## TASK DIRECTIONS
Repeat all the material exactly; pictures stay out of your copy.

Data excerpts
* start *
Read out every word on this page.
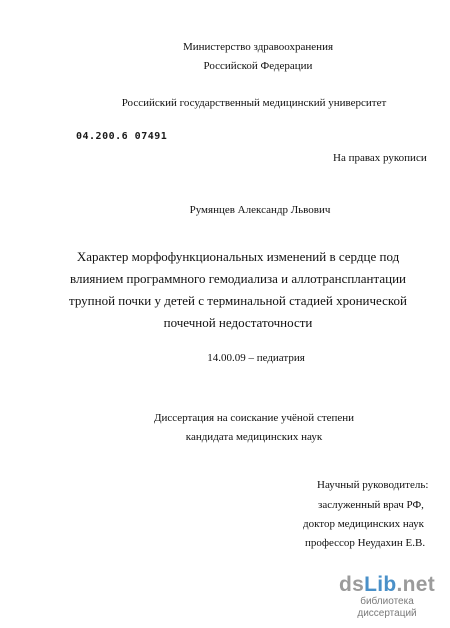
Министерство здравоохранения
Российской Федерации
Российский государственный медицинский университет
04.200.6 07491
На правах рукописи
Румянцев Александр Львович
Характер морфофункциональных изменений в сердце под
влиянием программного гемодиализа и аллотрансплантации
трупной почки у детей с терминальной стадией хронической
почечной недостаточности
14.00.09 – педиатрия
Диссертация на соискание учёной степени
кандидата медицинских наук
Научный руководитель:
заслуженный врач РФ,
доктор медицинских наук
профессор Неудахин Е.В.
dsLib.net
библиотека диссертаций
* end *
## RESULT BELOW
Read out every word on this page.
Министерство здравоохранения
Российской Федерации
Российский государственный медицинский университет
04.200.6 07491
На правах рукописи
Румянцев Александр Львович
Характер морфофункциональных изменений в сердце под
влиянием программного гемодиализа и аллотрансплантации
трупной почки у детей с терминальной стадией хронической
почечной недостаточности
14.00.09 – педиатрия
Диссертация на соискание учёной степени
кандидата медицинских наук
Научный руководитель:
заслуженный врач РФ,
доктор медицинских наук
профессор Неудахин Е.В.
dsLib.net
библиотека диссертаций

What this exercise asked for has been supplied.